▸ **Selected extract**:
- - -

I see absolutely no reason to ever stop reinforcing behaviors be it positive or negative.


----------



## Juan Galvis (Nov 22, 2010)

Bob Scott said:


> I see absolutely no reason to ever stop reinforcing behaviors be it positive or negative.


Bob, when you said " positive or negative " what do you imply by being "positive" and by being " negative" ?


----------



## Terrasita Cuffie (Jun 8, 2008)

You cannot compare a dog in a laboratory setting to a bonded/pack oriented dog. Those beginning experiments were more about reflex involuntary responses and most weren't done with dogs. For instance, I train a dog at age 2 to do a down in motion as part of an obedience class. For the next several years, I never have any reason to drop him in motion. He goes tearing across the yard and I say platz and he hits the dirt. That behavior hadn't been worked in years, let alone reinforced. Shouldn't it have extinguished? The original post was regarding non-instinct behaviors and whether the dog would work for praise. My marker work which is conditioned is "yes." I praise with in other ways. My marker word will take on the reinforcement effect of the primary reinforcer. I started a puppy with praise only and he worked for it; i.e. repeated the behavior. The praise was not conditioned. Its the tone of it that seems to do the trick judging by him and other handlers' dogs that I work. I don't feed them treats or play with them; yet they lock in on the voice and the silly praise and perform behaviors and repeat them. Yet some dogs need the classic reinforcement system to get the best out of them. 

One of the reasons I referenced the draft work because for my dog, it isn't the least bit instinctive.


Terrasita


----------



## Terrasita Cuffie (Jun 8, 2008)

Sara Waters said:


> Well I find it works great for some of my dogs but I have yet to condition a response in one of my cattle dogs where a decision process is not going on in her mind LOL. She is incredibly resistant to conditioning, maybe I am doing something wrong with her. She responds immediately to the command but seconds later she determines if there will be a reward or not and responds accordingly. No amount of reinforcement seems to circumvent that. I can insist that she obeys and she will but it is not a true conditioned response, where her thought process doesnt occur.


 
I'd have to wonder how it was conditioned. Is this dog classically marker trained with a reward it finds valuable and with variable/random reinforcement schedule? You say she responds immediatedly to the command---then she performed it. Depending on the dog, adding duration and distance can be tricky. 

T


----------



## Sara Waters (Oct 23, 2010)

Terrasita Cuffie said:


> I'd have to wonder how it was conditioned. Is this dog classically marker trained with a reward it finds valuable and with variable/random reinforcement schedule? You say she responds immediatedly to the command---then she performed it. Depending on the dog, adding duration and distance can be tricky.
> 
> T


I used a clicker and food which is high value to her and she will do cartwheels if food is in the offing, very easy to teach initially. I also did all the variable and random reinforcement, building duration, distance, different locations etc. Like I do with my other dogs and it works perfectly well with them.

Oh she knows what I want alright and will respond but I can see her assessing if she can get away with not doing it if she thinks that the reward is not going to be there. She is a tricky little miss. Praise doesnt really cut it with her. She is a great little agility dog mind you, it is short and high speed and then she gets her treat as soon as she does her run (which is nearly always good and she nearly always places) - she has only one thing on her mind and that is her treat.

- - -

▸ **Extracted records**:
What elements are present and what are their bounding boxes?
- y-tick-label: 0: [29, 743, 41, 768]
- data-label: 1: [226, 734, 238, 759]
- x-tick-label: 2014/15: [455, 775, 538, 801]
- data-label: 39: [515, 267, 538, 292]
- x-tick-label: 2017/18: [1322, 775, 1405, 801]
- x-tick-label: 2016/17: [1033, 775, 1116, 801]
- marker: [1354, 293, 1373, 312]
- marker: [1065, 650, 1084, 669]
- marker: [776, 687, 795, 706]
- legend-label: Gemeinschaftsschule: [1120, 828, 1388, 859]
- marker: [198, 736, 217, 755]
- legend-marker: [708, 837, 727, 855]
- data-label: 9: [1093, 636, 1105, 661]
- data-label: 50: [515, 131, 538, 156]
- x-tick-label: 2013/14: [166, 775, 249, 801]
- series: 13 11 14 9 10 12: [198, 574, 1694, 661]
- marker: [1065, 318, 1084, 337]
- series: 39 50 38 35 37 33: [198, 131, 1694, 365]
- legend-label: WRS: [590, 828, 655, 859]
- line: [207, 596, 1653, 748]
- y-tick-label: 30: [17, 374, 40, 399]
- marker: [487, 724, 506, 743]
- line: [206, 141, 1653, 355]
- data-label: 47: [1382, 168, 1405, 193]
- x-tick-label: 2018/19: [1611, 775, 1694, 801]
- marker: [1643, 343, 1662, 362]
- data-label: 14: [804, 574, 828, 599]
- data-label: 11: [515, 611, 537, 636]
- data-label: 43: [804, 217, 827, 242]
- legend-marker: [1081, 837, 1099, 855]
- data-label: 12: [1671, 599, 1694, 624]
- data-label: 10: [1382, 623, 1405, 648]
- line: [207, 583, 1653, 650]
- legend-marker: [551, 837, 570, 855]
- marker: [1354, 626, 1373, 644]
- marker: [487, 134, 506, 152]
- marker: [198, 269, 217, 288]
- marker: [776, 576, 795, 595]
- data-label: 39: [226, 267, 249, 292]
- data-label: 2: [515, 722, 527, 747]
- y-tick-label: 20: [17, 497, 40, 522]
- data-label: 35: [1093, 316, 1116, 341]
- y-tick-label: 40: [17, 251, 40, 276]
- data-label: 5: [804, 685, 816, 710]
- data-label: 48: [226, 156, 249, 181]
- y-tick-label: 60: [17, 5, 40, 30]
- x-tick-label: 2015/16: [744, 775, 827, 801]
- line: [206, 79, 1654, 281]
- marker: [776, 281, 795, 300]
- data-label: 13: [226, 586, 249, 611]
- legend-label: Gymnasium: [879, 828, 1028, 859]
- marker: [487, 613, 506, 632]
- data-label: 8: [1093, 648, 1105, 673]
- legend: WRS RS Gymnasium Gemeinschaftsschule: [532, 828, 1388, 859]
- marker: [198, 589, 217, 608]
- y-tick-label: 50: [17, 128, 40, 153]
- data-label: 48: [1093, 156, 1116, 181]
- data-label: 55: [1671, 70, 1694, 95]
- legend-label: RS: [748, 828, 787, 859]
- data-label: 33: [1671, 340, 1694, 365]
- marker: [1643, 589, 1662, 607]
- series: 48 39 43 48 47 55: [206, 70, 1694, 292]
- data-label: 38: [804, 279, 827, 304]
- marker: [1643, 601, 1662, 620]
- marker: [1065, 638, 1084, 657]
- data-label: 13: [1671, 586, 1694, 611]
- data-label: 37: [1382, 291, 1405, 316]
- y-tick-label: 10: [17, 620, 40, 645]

- - -

▸ **Goal**: Continue the dog-training forum thread from its last sentence. The listing isn't needed here.

▸ **Exercise result**:
Praise from me is of no consequence, or if I praise her she immediately expects a treat (maybe she has conditioned me LOL). She is the only one of my dogs that is like this. She is also the dog most likely to be at my feet when I am relaxing, so she likes hanging out with me. I dont really sweat it, she is what she is and I enjoy her, maybe like some humans, some dogs are easier to condition than others. 

Dogs are different and certainly I dont belive that they are just a sum of a bunch of conditioned responses.

As to behaviours extinguishing if you dont keep reinforcing them, I dont really believe that either. It is 4 years since my old dog last did the weavers and the other day she was feeling good so just for fun I ran her through them and she did all 12 perfectly several times and nailed the entry. I taught her lots of tricks when she was young and I tested her the other day on one I had forgotten about for many years and she knew exactly what I wanted (roll over).


----------



## Terrasita Cuffie (Jun 8, 2008)

Sara Waters said:


> I used a clicker and food which is high value to her and she will do cartwheels if food is in the offing, very easy to teach initially. I also did all the variable and random reinforcement, building duration, distance, different locations etc. Like I do with my other dogs and it works perfectly well with them.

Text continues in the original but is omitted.